— start —

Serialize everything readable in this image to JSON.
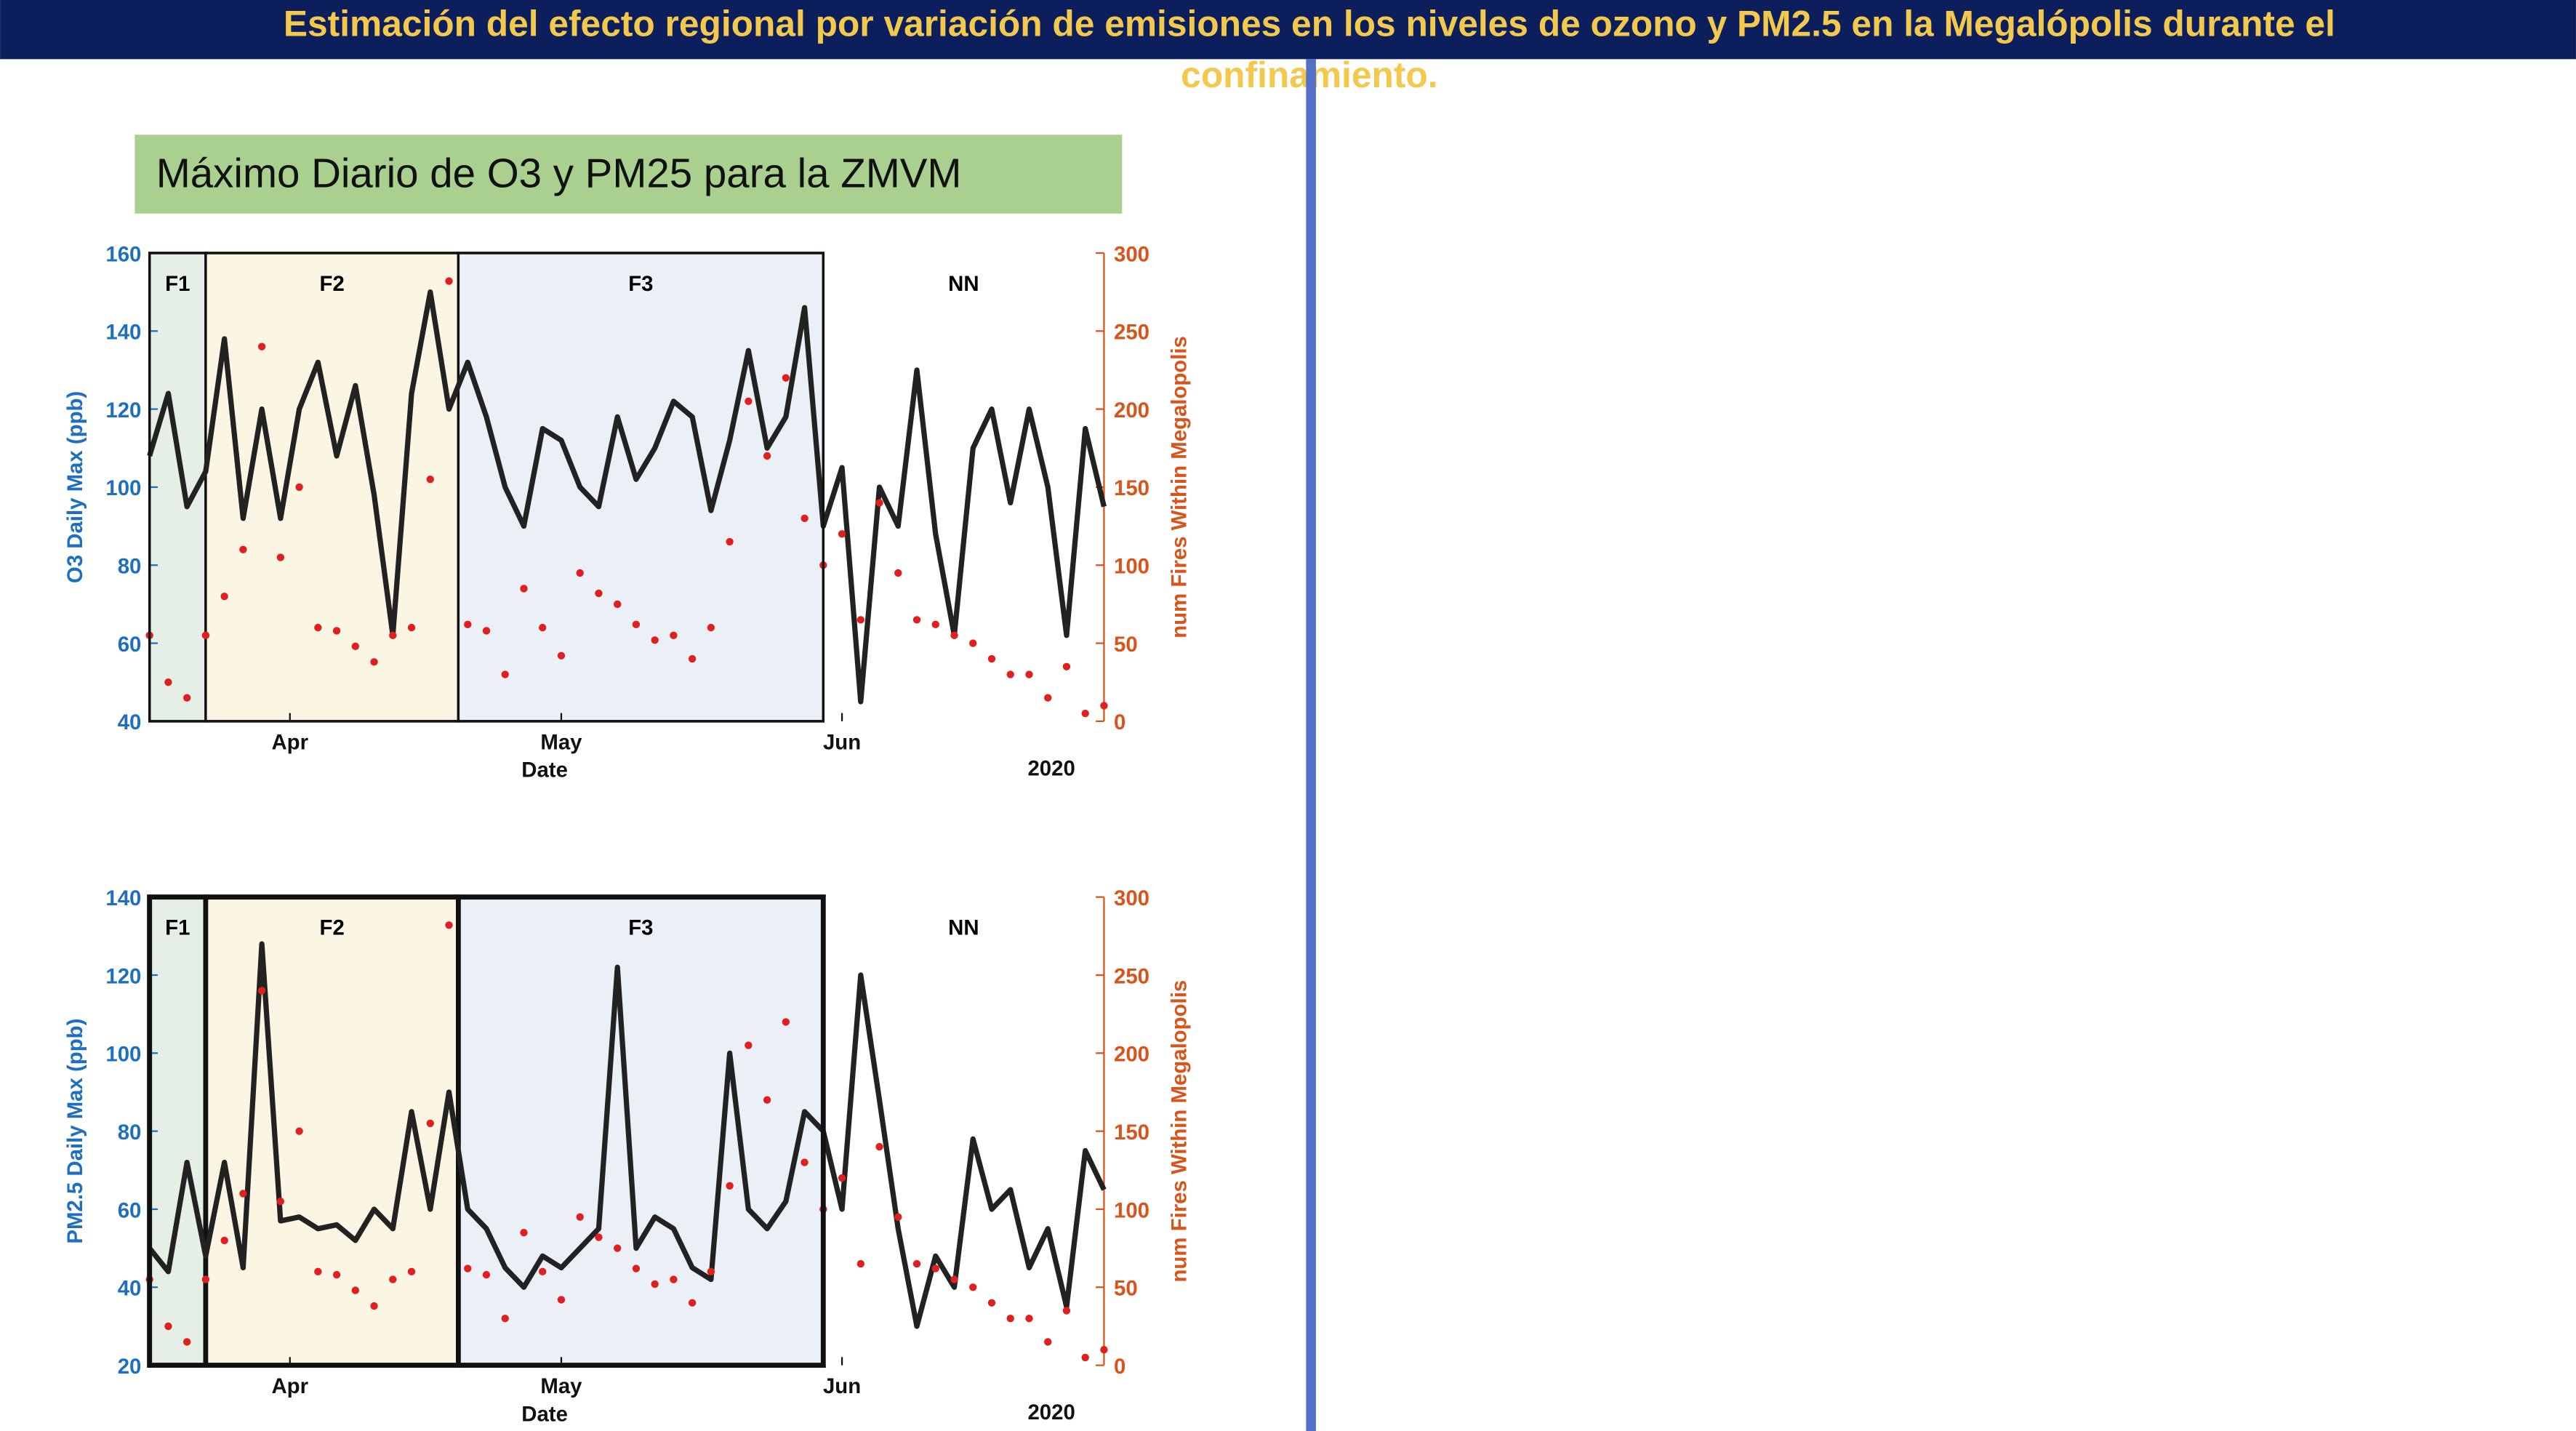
{
  "title_lines": [
    "Estimación del efecto regional por variación de emisiones en los niveles de ozono  y PM2.5 en la Megalópolis durante el",
    "confinamiento."
  ],
  "panel_title": "Máximo Diario de O3 y PM25 para la ZMVM",
  "chart_data": [
    {
      "type": "line",
      "ylabel": "O3 Daily Max (ppb)",
      "y2label": "num Fires Within Megalopolis",
      "xlabel": "Date",
      "year_label": "2020",
      "x": [
        0,
        2,
        4,
        6,
        8,
        10,
        12,
        14,
        16,
        18,
        20,
        22,
        24,
        26,
        28,
        30,
        32,
        34,
        36,
        38,
        40,
        42,
        44,
        46,
        48,
        50,
        52,
        54,
        56,
        58,
        60,
        62,
        64,
        66,
        68,
        70,
        72,
        74,
        76,
        78,
        80,
        82,
        84,
        86,
        88,
        90,
        92,
        94,
        96,
        98,
        100,
        102
      ],
      "xlim": [
        0,
        102
      ],
      "xticks": [
        {
          "value": 15,
          "label": "Apr"
        },
        {
          "value": 44,
          "label": "May"
        },
        {
          "value": 74,
          "label": "Jun"
        }
      ],
      "ylim": [
        40,
        160
      ],
      "yticks": [
        40,
        60,
        80,
        100,
        120,
        140,
        160
      ],
      "y2lim": [
        0,
        300
      ],
      "y2ticks": [
        0,
        50,
        100,
        150,
        200,
        250,
        300
      ],
      "phases": [
        {
          "label": "F1",
          "start": 0,
          "end": 6,
          "color": "#e6efe6"
        },
        {
          "label": "F2",
          "start": 6,
          "end": 33,
          "color": "#fbf5e3"
        },
        {
          "label": "F3",
          "start": 33,
          "end": 72,
          "color": "#eaf0f6"
        },
        {
          "label": "NN",
          "start": 72,
          "end": 102,
          "color": "#ffffff"
        }
      ],
      "series": [
        {
          "color": "#222222",
          "values": [
            108,
            124,
            95,
            104,
            138,
            92,
            120,
            92,
            120,
            132,
            108,
            126,
            98,
            62,
            124,
            150,
            120,
            132,
            118,
            100,
            90,
            115,
            112,
            100,
            95,
            118,
            102,
            110,
            122,
            118,
            94,
            112,
            135,
            110,
            118,
            146,
            90,
            105,
            45,
            100,
            90,
            130,
            88,
            62,
            110,
            120,
            96,
            120,
            100,
            62,
            115,
            95
          ]
        },
        {
          "color": "#e02020",
          "axis": "y2",
          "markers_only": true,
          "values": [
            55,
            25,
            15,
            55,
            80,
            110,
            240,
            105,
            150,
            60,
            58,
            48,
            38,
            55,
            60,
            155,
            282,
            62,
            58,
            30,
            85,
            60,
            42,
            95,
            82,
            75,
            62,
            52,
            55,
            40,
            60,
            115,
            205,
            170,
            220,
            130,
            100,
            120,
            65,
            140,
            95,
            65,
            62,
            55,
            50,
            40,
            30,
            30,
            15,
            35,
            5,
            10
          ]
        }
      ]
    },
    {
      "type": "line",
      "ylabel": "PM2.5 Daily Max (ppb)",
      "y2label": "num Fires Within Megalopolis",
      "xlabel": "Date",
      "year_label": "2020",
      "x": [
        0,
        2,
        4,
        6,
        8,
        10,
        12,
        14,
        16,
        18,
        20,
        22,
        24,
        26,
        28,
        30,
        32,
        34,
        36,
        38,
        40,
        42,
        44,
        46,
        48,
        50,
        52,
        54,
        56,
        58,
        60,
        62,
        64,
        66,
        68,
        70,
        72,
        74,
        76,
        78,
        80,
        82,
        84,
        86,
        88,
        90,
        92,
        94,
        96,
        98,
        100,
        102
      ],
      "xlim": [
        0,
        102
      ],
      "xticks": [
        {
          "value": 15,
          "label": "Apr"
        },
        {
          "value": 44,
          "label": "May"
        },
        {
          "value": 74,
          "label": "Jun"
        }
      ],
      "ylim": [
        20,
        140
      ],
      "yticks": [
        20,
        40,
        60,
        80,
        100,
        120,
        140
      ],
      "y2lim": [
        0,
        300
      ],
      "y2ticks": [
        0,
        50,
        100,
        150,
        200,
        250,
        300
      ],
      "phases": [
        {
          "label": "F1",
          "start": 0,
          "end": 6,
          "color": "#e6efe6"
        },
        {
          "label": "F2",
          "start": 6,
          "end": 33,
          "color": "#fbf5e3"
        },
        {
          "label": "F3",
          "start": 33,
          "end": 72,
          "color": "#eaf0f6"
        },
        {
          "label": "NN",
          "start": 72,
          "end": 102,
          "color": "#ffffff"
        }
      ],
      "series": [
        {
          "color": "#222222",
          "values": [
            50,
            44,
            72,
            48,
            72,
            45,
            128,
            57,
            58,
            55,
            56,
            52,
            60,
            55,
            85,
            60,
            90,
            60,
            55,
            45,
            40,
            48,
            45,
            50,
            55,
            122,
            50,
            58,
            55,
            45,
            42,
            100,
            60,
            55,
            62,
            85,
            80,
            60,
            120,
            88,
            55,
            30,
            48,
            40,
            78,
            60,
            65,
            45,
            55,
            35,
            75,
            65
          ]
        },
        {
          "color": "#e02020",
          "axis": "y2",
          "markers_only": true,
          "values": [
            55,
            25,
            15,
            55,
            80,
            110,
            240,
            105,
            150,
            60,
            58,
            48,
            38,
            55,
            60,
            155,
            282,
            62,
            58,
            30,
            85,
            60,
            42,
            95,
            82,
            75,
            62,
            52,
            55,
            40,
            60,
            115,
            205,
            170,
            220,
            130,
            100,
            120,
            65,
            140,
            95,
            65,
            62,
            55,
            50,
            40,
            30,
            30,
            15,
            35,
            5,
            10
          ]
        }
      ]
    }
  ]
}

— end —

REQUIREMENT | Output the lines above in full and exactly as given, omitting any pictures.

TASK RESULT |
Serialize everything readable in this image to JSON.
{
  "title_lines": [
    "Estimación del efecto regional por variación de emisiones en los niveles de ozono  y PM2.5 en la Megalópolis durante el",
    "confinamiento."
  ],
  "panel_title": "Máximo Diario de O3 y PM25 para la ZMVM",
  "chart_data": [
    {
      "type": "line",
      "ylabel": "O3 Daily Max (ppb)",
      "y2label": "num Fires Within Megalopolis",
      "xlabel": "Date",
      "year_label": "2020",
      "x": [
        0,
        2,
        4,
        6,
        8,
        10,
        12,
        14,
        16,
        18,
        20,
        22,
        24,
        26,
        28,
        30,
        32,
        34,
        36,
        38,
        40,
        42,
        44,
        46,
        48,
        50,
        52,
        54,
        56,
        58,
        60,
        62,
        64,
        66,
        68,
        70,
        72,
        74,
        76,
        78,
        80,
        82,
        84,
        86,
        88,
        90,
        92,
        94,
        96,
        98,
        100,
        102
      ],
      "xlim": [
        0,
        102
      ],
      "xticks": [
        {
          "value": 15,
          "label": "Apr"
        },
        {
          "value": 44,
          "label": "May"
        },
        {
          "value": 74,
          "label": "Jun"
        }
      ],
      "ylim": [
        40,
        160
      ],
      "yticks": [
        40,
        60,
        80,
        100,
        120,
        140,
        160
      ],
      "y2lim": [
        0,
        300
      ],
      "y2ticks": [
        0,
        50,
        100,
        150,
        200,
        250,
        300
      ],
      "phases": [
        {
          "label": "F1",
          "start": 0,
          "end": 6,
          "color": "#e6efe6"
        },
        {
          "label": "F2",
          "start": 6,
          "end": 33,
          "color": "#fbf5e3"
        },
        {
          "label": "F3",
          "start": 33,
          "end": 72,
          "color": "#eaf0f6"
        },
        {
          "label": "NN",
          "start": 72,
          "end": 102,
          "color": "#ffffff"
        }
      ],
      "series": [
        {
          "color": "#222222",
          "values": [
            108,
            124,
            95,
            104,
            138,
            92,
            120,
            92,
            120,
            132,
            108,
            126,
            98,
            62,
            124,
            150,
            120,
            132,
            118,
            100,
            90,
            115,
            112,
            100,
            95,
            118,
            102,
            110,
            122,
            118,
            94,
            112,
            135,
            110,
            118,
            146,
            90,
            105,
            45,
            100,
            90,
            130,
            88,
            62,
            110,
            120,
            96,
            120,
            100,
            62,
            115,
            95
          ]
        },
        {
          "color": "#e02020",
          "axis": "y2",
          "markers_only": true,
          "values": [
            55,
            25,
            15,
            55,
            80,
            110,
            240,
            105,
            150,
            60,
            58,
            48,
            38,
            55,
            60,
            155,
            282,
            62,
            58,
            30,
            85,
            60,
            42,
            95,
            82,
            75,
            62,
            52,
            55,
            40,
            60,
            115,
            205,
            170,
            220,
            130,
            100,
            120,
            65,
            140,
            95,
            65,
            62,
            55,
            50,
            40,
            30,
            30,
            15,
            35,
            5,
            10
          ]
        }
      ]
    },
    {
      "type": "line",
      "ylabel": "PM2.5 Daily Max (ppb)",
      "y2label": "num Fires Within Megalopolis",
      "xlabel": "Date",
      "year_label": "2020",
      "x": [
        0,
        2,
        4,
        6,
        8,
        10,
        12,
        14,
        16,
        18,
        20,
        22,
        24,
        26,
        28,
        30,
        32,
        34,
        36,
        38,
        40,
        42,
        44,
        46,
        48,
        50,
        52,
        54,
        56,
        58,
        60,
        62,
        64,
        66,
        68,
        70,
        72,
        74,
        76,
        78,
        80,
        82,
        84,
        86,
        88,
        90,
        92,
        94,
        96,
        98,
        100,
        102
      ],
      "xlim": [
        0,
        102
      ],
      "xticks": [
        {
          "value": 15,
          "label": "Apr"
        },
        {
          "value": 44,
          "label": "May"
        },
        {
          "value": 74,
          "label": "Jun"
        }
      ],
      "ylim": [
        20,
        140
      ],
      "yticks": [
        20,
        40,
        60,
        80,
        100,
        120,
        140
      ],
      "y2lim": [
        0,
        300
      ],
      "y2ticks": [
        0,
        50,
        100,
        150,
        200,
        250,
        300
      ],
      "phases": [
        {
          "label": "F1",
          "start": 0,
          "end": 6,
          "color": "#e6efe6"
        },
        {
          "label": "F2",
          "start": 6,
          "end": 33,
          "color": "#fbf5e3"
        },
        {
          "label": "F3",
          "start": 33,
          "end": 72,
          "color": "#eaf0f6"
        },
        {
          "label": "NN",
          "start": 72,
          "end": 102,
          "color": "#ffffff"
        }
      ],
      "series": [
        {
          "color": "#222222",
          "values": [
            50,
            44,
            72,
            48,
            72,
            45,
            128,
            57,
            58,
            55,
            56,
            52,
            60,
            55,
            85,
            60,
            90,
            60,
            55,
            45,
            40,
            48,
            45,
            50,
            55,
            122,
            50,
            58,
            55,
            45,
            42,
            100,
            60,
            55,
            62,
            85,
            80,
            60,
            120,
            88,
            55,
            30,
            48,
            40,
            78,
            60,
            65,
            45,
            55,
            35,
            75,
            65
          ]
        },
        {
          "color": "#e02020",
          "axis": "y2",
          "markers_only": true,
          "values": [
            55,
            25,
            15,
            55,
            80,
            110,
            240,
            105,
            150,
            60,
            58,
            48,
            38,
            55,
            60,
            155,
            282,
            62,
            58,
            30,
            85,
            60,
            42,
            95,
            82,
            75,
            62,
            52,
            55,
            40,
            60,
            115,
            205,
            170,
            220,
            130,
            100,
            120,
            65,
            140,
            95,
            65,
            62,
            55,
            50,
            40,
            30,
            30,
            15,
            35,
            5,
            10
          ]
        }
      ]
    }
  ]
}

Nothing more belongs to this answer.